Records from a dataset:
--------
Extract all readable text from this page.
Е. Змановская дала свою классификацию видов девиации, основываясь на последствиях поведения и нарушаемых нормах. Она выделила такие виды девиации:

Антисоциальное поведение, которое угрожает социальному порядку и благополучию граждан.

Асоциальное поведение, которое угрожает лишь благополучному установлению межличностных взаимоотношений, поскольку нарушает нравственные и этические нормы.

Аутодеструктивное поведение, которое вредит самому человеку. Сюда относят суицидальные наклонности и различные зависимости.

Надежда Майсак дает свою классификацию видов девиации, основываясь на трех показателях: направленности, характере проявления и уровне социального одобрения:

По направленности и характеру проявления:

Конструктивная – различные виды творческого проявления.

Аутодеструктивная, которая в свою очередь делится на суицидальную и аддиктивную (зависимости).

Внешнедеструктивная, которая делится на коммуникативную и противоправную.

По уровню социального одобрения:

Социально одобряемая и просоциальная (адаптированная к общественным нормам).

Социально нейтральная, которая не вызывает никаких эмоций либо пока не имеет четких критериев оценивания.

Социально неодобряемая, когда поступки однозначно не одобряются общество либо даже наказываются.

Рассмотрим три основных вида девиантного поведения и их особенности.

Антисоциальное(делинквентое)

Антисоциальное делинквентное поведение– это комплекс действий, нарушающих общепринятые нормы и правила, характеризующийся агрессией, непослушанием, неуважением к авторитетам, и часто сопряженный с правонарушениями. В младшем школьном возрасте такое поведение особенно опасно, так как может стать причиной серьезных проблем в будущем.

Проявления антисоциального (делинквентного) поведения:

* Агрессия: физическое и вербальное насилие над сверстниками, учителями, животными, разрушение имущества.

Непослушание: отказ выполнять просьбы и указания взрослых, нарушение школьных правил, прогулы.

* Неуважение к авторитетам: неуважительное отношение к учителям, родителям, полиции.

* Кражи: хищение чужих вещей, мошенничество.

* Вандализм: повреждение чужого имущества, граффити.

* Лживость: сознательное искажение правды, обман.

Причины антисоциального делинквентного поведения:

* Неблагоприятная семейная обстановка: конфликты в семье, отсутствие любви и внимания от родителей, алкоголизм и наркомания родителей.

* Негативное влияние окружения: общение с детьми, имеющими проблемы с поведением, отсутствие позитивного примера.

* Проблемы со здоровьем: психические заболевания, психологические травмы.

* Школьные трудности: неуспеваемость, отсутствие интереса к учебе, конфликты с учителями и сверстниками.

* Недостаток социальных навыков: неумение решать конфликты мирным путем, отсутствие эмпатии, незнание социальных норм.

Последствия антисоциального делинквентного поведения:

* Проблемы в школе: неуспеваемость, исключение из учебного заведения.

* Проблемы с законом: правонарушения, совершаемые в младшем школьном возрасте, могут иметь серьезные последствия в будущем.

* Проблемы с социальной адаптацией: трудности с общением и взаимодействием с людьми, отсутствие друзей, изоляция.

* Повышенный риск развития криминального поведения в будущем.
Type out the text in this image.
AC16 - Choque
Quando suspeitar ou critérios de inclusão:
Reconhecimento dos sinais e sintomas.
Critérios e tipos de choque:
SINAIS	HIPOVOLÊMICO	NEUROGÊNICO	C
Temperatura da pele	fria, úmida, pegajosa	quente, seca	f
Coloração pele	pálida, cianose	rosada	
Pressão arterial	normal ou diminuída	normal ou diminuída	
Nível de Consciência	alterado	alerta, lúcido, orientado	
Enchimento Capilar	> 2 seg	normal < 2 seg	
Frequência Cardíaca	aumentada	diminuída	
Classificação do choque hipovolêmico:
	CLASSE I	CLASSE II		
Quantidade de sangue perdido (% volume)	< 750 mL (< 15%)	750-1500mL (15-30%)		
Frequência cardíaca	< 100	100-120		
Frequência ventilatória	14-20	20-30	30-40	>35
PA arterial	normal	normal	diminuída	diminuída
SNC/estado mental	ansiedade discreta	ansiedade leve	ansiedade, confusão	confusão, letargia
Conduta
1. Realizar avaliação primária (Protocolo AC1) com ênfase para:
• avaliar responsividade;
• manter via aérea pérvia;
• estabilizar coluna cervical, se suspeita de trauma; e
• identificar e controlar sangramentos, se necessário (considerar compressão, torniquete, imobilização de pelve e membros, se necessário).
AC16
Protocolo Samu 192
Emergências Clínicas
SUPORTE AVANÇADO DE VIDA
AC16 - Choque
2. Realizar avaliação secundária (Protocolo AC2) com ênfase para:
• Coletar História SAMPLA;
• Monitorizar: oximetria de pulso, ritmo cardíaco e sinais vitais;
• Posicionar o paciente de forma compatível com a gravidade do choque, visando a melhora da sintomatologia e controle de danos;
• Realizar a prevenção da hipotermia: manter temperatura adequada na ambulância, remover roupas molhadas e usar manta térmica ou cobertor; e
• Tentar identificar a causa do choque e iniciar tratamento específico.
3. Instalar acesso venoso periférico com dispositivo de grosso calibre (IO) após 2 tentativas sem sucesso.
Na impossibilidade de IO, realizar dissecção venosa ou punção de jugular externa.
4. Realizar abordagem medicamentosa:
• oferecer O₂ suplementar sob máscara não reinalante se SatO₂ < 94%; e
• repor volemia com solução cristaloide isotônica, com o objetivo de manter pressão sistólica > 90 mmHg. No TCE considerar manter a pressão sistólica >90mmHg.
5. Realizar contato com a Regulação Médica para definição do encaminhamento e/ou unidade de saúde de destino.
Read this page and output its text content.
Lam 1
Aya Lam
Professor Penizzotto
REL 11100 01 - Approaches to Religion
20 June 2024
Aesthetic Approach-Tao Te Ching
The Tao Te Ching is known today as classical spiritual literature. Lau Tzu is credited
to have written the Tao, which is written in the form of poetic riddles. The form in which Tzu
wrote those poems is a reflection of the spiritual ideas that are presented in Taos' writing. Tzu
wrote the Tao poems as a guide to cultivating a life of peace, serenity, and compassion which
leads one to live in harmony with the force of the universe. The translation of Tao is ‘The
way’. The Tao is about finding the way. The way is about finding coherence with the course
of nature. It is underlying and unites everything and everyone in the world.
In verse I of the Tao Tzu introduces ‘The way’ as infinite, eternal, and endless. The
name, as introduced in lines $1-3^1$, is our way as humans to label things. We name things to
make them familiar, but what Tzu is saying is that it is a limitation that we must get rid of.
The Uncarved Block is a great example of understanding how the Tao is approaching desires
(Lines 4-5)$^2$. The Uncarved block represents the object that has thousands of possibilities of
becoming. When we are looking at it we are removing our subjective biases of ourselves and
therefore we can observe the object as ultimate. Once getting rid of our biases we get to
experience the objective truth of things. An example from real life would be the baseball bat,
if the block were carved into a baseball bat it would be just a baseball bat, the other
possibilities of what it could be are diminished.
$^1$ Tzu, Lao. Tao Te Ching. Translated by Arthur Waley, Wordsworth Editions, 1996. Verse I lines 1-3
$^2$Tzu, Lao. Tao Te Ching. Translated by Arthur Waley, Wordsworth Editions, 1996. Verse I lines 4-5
--------
TASK TO CARRY OUT :: Reproduce every line of the material above exactly.

TASK OUTPUT ::
Extract all readable text from this page.
Е. Змановская дала свою классификацию видов девиации, основываясь на последствиях поведения и нарушаемых нормах. Она выделила такие виды девиации:

Антисоциальное поведение, которое угрожает социальному порядку и благополучию граждан.

Асоциальное поведение, которое угрожает лишь благополучному установлению межличностных взаимоотношений, поскольку нарушает нравственные и этические нормы.

Аутодеструктивное поведение, которое вредит самому человеку. Сюда относят суицидальные наклонности и различные зависимости.

Надежда Майсак дает свою классификацию видов девиации, основываясь на трех показателях: направленности, характере проявления и уровне социального одобрения:

По направленности и характеру проявления:

Конструктивная – различные виды творческого проявления.

Аутодеструктивная, которая в свою очередь делится на суицидальную и аддиктивную (зависимости).

Внешнедеструктивная, которая делится на коммуникативную и противоправную.

По уровню социального одобрения:

Социально одобряемая и просоциальная (адаптированная к общественным нормам).

Социально нейтральная, которая не вызывает никаких эмоций либо пока не имеет четких критериев оценивания.

Социально неодобряемая, когда поступки однозначно не одобряются общество либо даже наказываются.

Рассмотрим три основных вида девиантного поведения и их особенности.

Антисоциальное(делинквентое)

Антисоциальное делинквентное поведение– это комплекс действий, нарушающих общепринятые нормы и правила, характеризующийся агрессией, непослушанием, неуважением к авторитетам, и часто сопряженный с правонарушениями. В младшем школьном возрасте такое поведение особенно опасно, так как может стать причиной серьезных проблем в будущем.

Проявления антисоциального (делинквентного) поведения:

* Агрессия: физическое и вербальное насилие над сверстниками, учителями, животными, разрушение имущества.

Непослушание: отказ выполнять просьбы и указания взрослых, нарушение школьных правил, прогулы.

* Неуважение к авторитетам: неуважительное отношение к учителям, родителям, полиции.

* Кражи: хищение чужих вещей, мошенничество.

* Вандализм: повреждение чужого имущества, граффити.

* Лживость: сознательное искажение правды, обман.

Причины антисоциального делинквентного поведения:

* Неблагоприятная семейная обстановка: конфликты в семье, отсутствие любви и внимания от родителей, алкоголизм и наркомания родителей.

* Негативное влияние окружения: общение с детьми, имеющими проблемы с поведением, отсутствие позитивного примера.

* Проблемы со здоровьем: психические заболевания, психологические травмы.

* Школьные трудности: неуспеваемость, отсутствие интереса к учебе, конфликты с учителями и сверстниками.

* Недостаток социальных навыков: неумение решать конфликты мирным путем, отсутствие эмпатии, незнание социальных норм.

Последствия антисоциального делинквентного поведения:

* Проблемы в школе: неуспеваемость, исключение из учебного заведения.

* Проблемы с законом: правонарушения, совершаемые в младшем школьном возрасте, могут иметь серьезные последствия в будущем.

* Проблемы с социальной адаптацией: трудности с общением и взаимодействием с людьми, отсутствие друзей, изоляция.

* Повышенный риск развития криминального поведения в будущем.
Type out the text in this image.
AC16 - Choque
Quando suspeitar ou critérios de inclusão:
Reconhecimento dos sinais e sintomas.
Critérios e tipos de choque:
SINAIS	HIPOVOLÊMICO	NEUROGÊNICO	C
Temperatura da pele	fria, úmida, pegajosa	quente, seca	f
Coloração pele	pálida, cianose	rosada	
Pressão arterial	normal ou diminuída	normal ou diminuída	
Nível de Consciência	alterado	alerta, lúcido, orientado	
Enchimento Capilar	> 2 seg	normal < 2 seg	
Frequência Cardíaca	aumentada	diminuída	
Classificação do choque hipovolêmico:
	CLASSE I	CLASSE II		
Quantidade de sangue perdido (% volume)	< 750 mL (< 15%)	750-1500mL (15-30%)		
Frequência cardíaca	< 100	100-120		
Frequência ventilatória	14-20	20-30	30-40	>35
PA arterial	normal	normal	diminuída	diminuída
SNC/estado mental	ansiedade discreta	ansiedade leve	ansiedade, confusão	confusão, letargia
Conduta
1. Realizar avaliação primária (Protocolo AC1) com ênfase para:
• avaliar responsividade;
• manter via aérea pérvia;
• estabilizar coluna cervical, se suspeita de trauma; e
• identificar e controlar sangramentos, se necessário (considerar compressão, torniquete, imobilização de pelve e membros, se necessário).
AC16
Protocolo Samu 192
Emergências Clínicas
SUPORTE AVANÇADO DE VIDA
AC16 - Choque
2. Realizar avaliação secundária (Protocolo AC2) com ênfase para:
• Coletar História SAMPLA;
• Monitorizar: oximetria de pulso, ritmo cardíaco e sinais vitais;
• Posicionar o paciente de forma compatível com a gravidade do choque, visando a melhora da sintomatologia e controle de danos;
• Realizar a prevenção da hipotermia: manter temperatura adequada na ambulância, remover roupas molhadas e usar manta térmica ou cobertor; e
• Tentar identificar a causa do choque e iniciar tratamento específico.
3. Instalar acesso venoso periférico com dispositivo de grosso calibre (IO) após 2 tentativas sem sucesso.
Na impossibilidade de IO, realizar dissecção venosa ou punção de jugular externa.
4. Realizar abordagem medicamentosa:
• oferecer O₂ suplementar sob máscara não reinalante se SatO₂ < 94%; e
• repor volemia com solução cristaloide isotônica, com o objetivo de manter pressão sistólica > 90 mmHg. No TCE considerar manter a pressão sistólica >90mmHg.
5. Realizar contato com a Regulação Médica para definição do encaminhamento e/ou unidade de saúde de destino.
Read this page and output its text content.
Lam 1
Aya Lam
Professor Penizzotto
REL 11100 01 - Approaches to Religion
20 June 2024
Aesthetic Approach-Tao Te Ching
The Tao Te Ching is known today as classical spiritual literature. Lau Tzu is credited
to have written the Tao, which is written in the form of poetic riddles. The form in which Tzu
wrote those poems is a reflection of the spiritual ideas that are presented in Taos' writing. Tzu
wrote the Tao poems as a guide to cultivating a life of peace, serenity, and compassion which
leads one to live in harmony with the force of the universe. The translation of Tao is ‘The
way’. The Tao is about finding the way. The way is about finding coherence with the course
of nature. It is underlying and unites everything and everyone in the world.
In verse I of the Tao Tzu introduces ‘The way’ as infinite, eternal, and endless. The
name, as introduced in lines $1-3^1$, is our way as humans to label things. We name things to
make them familiar, but what Tzu is saying is that it is a limitation that we must get rid of.
The Uncarved Block is a great example of understanding how the Tao is approaching desires
(Lines 4-5)$^2$. The Uncarved block represents the object that has thousands of possibilities of
becoming. When we are looking at it we are removing our subjective biases of ourselves and
therefore we can observe the object as ultimate. Once getting rid of our biases we get to
experience the objective truth of things. An example from real life would be the baseball bat,
if the block were carved into a baseball bat it would be just a baseball bat, the other
possibilities of what it could be are diminished.
$^1$ Tzu, Lao. Tao Te Ching. Translated by Arthur Waley, Wordsworth Editions, 1996. Verse I lines 1-3
$^2$Tzu, Lao. Tao Te Ching. Translated by Arthur Waley, Wordsworth Editions, 1996. Verse I lines 4-5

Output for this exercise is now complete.